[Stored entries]
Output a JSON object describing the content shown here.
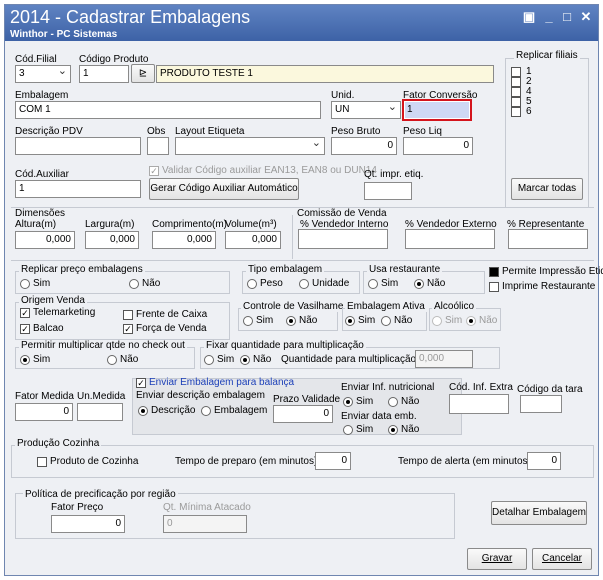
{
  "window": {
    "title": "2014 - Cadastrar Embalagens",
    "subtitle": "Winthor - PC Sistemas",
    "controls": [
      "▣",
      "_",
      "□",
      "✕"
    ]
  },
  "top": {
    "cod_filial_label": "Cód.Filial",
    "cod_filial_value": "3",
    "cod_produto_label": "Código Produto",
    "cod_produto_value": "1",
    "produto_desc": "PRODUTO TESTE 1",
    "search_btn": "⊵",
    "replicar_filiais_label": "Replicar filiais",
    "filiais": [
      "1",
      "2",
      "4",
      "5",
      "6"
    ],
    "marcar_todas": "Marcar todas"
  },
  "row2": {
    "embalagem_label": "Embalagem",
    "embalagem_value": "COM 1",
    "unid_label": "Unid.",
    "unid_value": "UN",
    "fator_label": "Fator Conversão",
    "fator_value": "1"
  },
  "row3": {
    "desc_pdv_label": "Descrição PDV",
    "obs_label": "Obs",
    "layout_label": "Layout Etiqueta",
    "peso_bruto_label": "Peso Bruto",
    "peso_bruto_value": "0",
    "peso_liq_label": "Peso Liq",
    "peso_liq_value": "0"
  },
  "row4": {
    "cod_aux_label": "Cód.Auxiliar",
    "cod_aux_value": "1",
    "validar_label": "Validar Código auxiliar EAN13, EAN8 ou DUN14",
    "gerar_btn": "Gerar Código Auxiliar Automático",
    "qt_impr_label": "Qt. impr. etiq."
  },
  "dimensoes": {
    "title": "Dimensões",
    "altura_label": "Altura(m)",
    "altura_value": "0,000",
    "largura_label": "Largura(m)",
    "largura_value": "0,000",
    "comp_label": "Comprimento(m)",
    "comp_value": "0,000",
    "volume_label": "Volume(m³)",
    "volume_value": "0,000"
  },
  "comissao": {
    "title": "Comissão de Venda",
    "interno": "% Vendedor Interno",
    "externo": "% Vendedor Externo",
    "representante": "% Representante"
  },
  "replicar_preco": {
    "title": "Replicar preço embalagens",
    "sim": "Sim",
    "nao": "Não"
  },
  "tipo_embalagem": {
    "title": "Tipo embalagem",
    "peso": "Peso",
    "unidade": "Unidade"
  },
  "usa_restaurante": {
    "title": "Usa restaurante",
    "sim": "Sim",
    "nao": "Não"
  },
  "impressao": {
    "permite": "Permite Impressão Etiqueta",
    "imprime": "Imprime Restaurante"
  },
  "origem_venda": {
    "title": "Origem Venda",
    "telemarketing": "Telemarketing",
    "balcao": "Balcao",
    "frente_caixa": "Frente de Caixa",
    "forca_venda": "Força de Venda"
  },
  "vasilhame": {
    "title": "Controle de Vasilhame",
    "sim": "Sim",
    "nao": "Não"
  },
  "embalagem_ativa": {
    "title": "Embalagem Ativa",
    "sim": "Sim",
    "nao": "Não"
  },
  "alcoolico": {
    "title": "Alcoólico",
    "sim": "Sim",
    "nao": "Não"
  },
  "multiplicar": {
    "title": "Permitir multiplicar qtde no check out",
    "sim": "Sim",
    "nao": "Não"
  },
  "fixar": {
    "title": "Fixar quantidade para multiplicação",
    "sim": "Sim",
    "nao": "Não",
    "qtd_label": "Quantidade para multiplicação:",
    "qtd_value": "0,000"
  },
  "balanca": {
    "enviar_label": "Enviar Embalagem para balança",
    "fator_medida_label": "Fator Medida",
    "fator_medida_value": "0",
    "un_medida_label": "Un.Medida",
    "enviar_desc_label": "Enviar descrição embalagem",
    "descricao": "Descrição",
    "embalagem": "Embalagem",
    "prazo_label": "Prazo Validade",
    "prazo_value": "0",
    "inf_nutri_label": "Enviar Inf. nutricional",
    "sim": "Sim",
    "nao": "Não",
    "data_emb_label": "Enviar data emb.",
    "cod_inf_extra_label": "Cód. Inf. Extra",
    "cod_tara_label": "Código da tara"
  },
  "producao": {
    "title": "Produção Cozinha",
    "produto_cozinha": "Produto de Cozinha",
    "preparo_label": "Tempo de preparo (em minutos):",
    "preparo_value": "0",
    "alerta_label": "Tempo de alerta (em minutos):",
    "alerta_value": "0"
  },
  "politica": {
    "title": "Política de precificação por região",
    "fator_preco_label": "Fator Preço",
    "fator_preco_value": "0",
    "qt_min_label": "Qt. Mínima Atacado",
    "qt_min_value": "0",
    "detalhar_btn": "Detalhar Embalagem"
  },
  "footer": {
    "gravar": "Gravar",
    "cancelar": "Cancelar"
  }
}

■ WHAT TO WORK ON:
Print all entries exactly. The images do not belong in the copy.

■ THE COMPLETED TASK:
Output a JSON object describing the content shown here.
{
  "window": {
    "title": "2014 - Cadastrar Embalagens",
    "subtitle": "Winthor - PC Sistemas",
    "controls": [
      "▣",
      "_",
      "□",
      "✕"
    ]
  },
  "top": {
    "cod_filial_label": "Cód.Filial",
    "cod_filial_value": "3",
    "cod_produto_label": "Código Produto",
    "cod_produto_value": "1",
    "produto_desc": "PRODUTO TESTE 1",
    "search_btn": "⊵",
    "replicar_filiais_label": "Replicar filiais",
    "filiais": [
      "1",
      "2",
      "4",
      "5",
      "6"
    ],
    "marcar_todas": "Marcar todas"
  },
  "row2": {
    "embalagem_label": "Embalagem",
    "embalagem_value": "COM 1",
    "unid_label": "Unid.",
    "unid_value": "UN",
    "fator_label": "Fator Conversão",
    "fator_value": "1"
  },
  "row3": {
    "desc_pdv_label": "Descrição PDV",
    "obs_label": "Obs",
    "layout_label": "Layout Etiqueta",
    "peso_bruto_label": "Peso Bruto",
    "peso_bruto_value": "0",
    "peso_liq_label": "Peso Liq",
    "peso_liq_value": "0"
  },
  "row4": {
    "cod_aux_label": "Cód.Auxiliar",
    "cod_aux_value": "1",
    "validar_label": "Validar Código auxiliar EAN13, EAN8 ou DUN14",
    "gerar_btn": "Gerar Código Auxiliar Automático",
    "qt_impr_label": "Qt. impr. etiq."
  },
  "dimensoes": {
    "title": "Dimensões",
    "altura_label": "Altura(m)",
    "altura_value": "0,000",
    "largura_label": "Largura(m)",
    "largura_value": "0,000",
    "comp_label": "Comprimento(m)",
    "comp_value": "0,000",
    "volume_label": "Volume(m³)",
    "volume_value": "0,000"
  },
  "comissao": {
    "title": "Comissão de Venda",
    "interno": "% Vendedor Interno",
    "externo": "% Vendedor Externo",
    "representante": "% Representante"
  },
  "replicar_preco": {
    "title": "Replicar preço embalagens",
    "sim": "Sim",
    "nao": "Não"
  },
  "tipo_embalagem": {
    "title": "Tipo embalagem",
    "peso": "Peso",
    "unidade": "Unidade"
  },
  "usa_restaurante": {
    "title": "Usa restaurante",
    "sim": "Sim",
    "nao": "Não"
  },
  "impressao": {
    "permite": "Permite Impressão Etiqueta",
    "imprime": "Imprime Restaurante"
  },
  "origem_venda": {
    "title": "Origem Venda",
    "telemarketing": "Telemarketing",
    "balcao": "Balcao",
    "frente_caixa": "Frente de Caixa",
    "forca_venda": "Força de Venda"
  },
  "vasilhame": {
    "title": "Controle de Vasilhame",
    "sim": "Sim",
    "nao": "Não"
  },
  "embalagem_ativa": {
    "title": "Embalagem Ativa",
    "sim": "Sim",
    "nao": "Não"
  },
  "alcoolico": {
    "title": "Alcoólico",
    "sim": "Sim",
    "nao": "Não"
  },
  "multiplicar": {
    "title": "Permitir multiplicar qtde no check out",
    "sim": "Sim",
    "nao": "Não"
  },
  "fixar": {
    "title": "Fixar quantidade para multiplicação",
    "sim": "Sim",
    "nao": "Não",
    "qtd_label": "Quantidade para multiplicação:",
    "qtd_value": "0,000"
  },
  "balanca": {
    "enviar_label": "Enviar Embalagem para balança",
    "fator_medida_label": "Fator Medida",
    "fator_medida_value": "0",
    "un_medida_label": "Un.Medida",
    "enviar_desc_label": "Enviar descrição embalagem",
    "descricao": "Descrição",
    "embalagem": "Embalagem",
    "prazo_label": "Prazo Validade",
    "prazo_value": "0",
    "inf_nutri_label": "Enviar Inf. nutricional",
    "sim": "Sim",
    "nao": "Não",
    "data_emb_label": "Enviar data emb.",
    "cod_inf_extra_label": "Cód. Inf. Extra",
    "cod_tara_label": "Código da tara"
  },
  "producao": {
    "title": "Produção Cozinha",
    "produto_cozinha": "Produto de Cozinha",
    "preparo_label": "Tempo de preparo (em minutos):",
    "preparo_value": "0",
    "alerta_label": "Tempo de alerta (em minutos):",
    "alerta_value": "0"
  },
  "politica": {
    "title": "Política de precificação por região",
    "fator_preco_label": "Fator Preço",
    "fator_preco_value": "0",
    "qt_min_label": "Qt. Mínima Atacado",
    "qt_min_value": "0",
    "detalhar_btn": "Detalhar Embalagem"
  },
  "footer": {
    "gravar": "Gravar",
    "cancelar": "Cancelar"
  }
}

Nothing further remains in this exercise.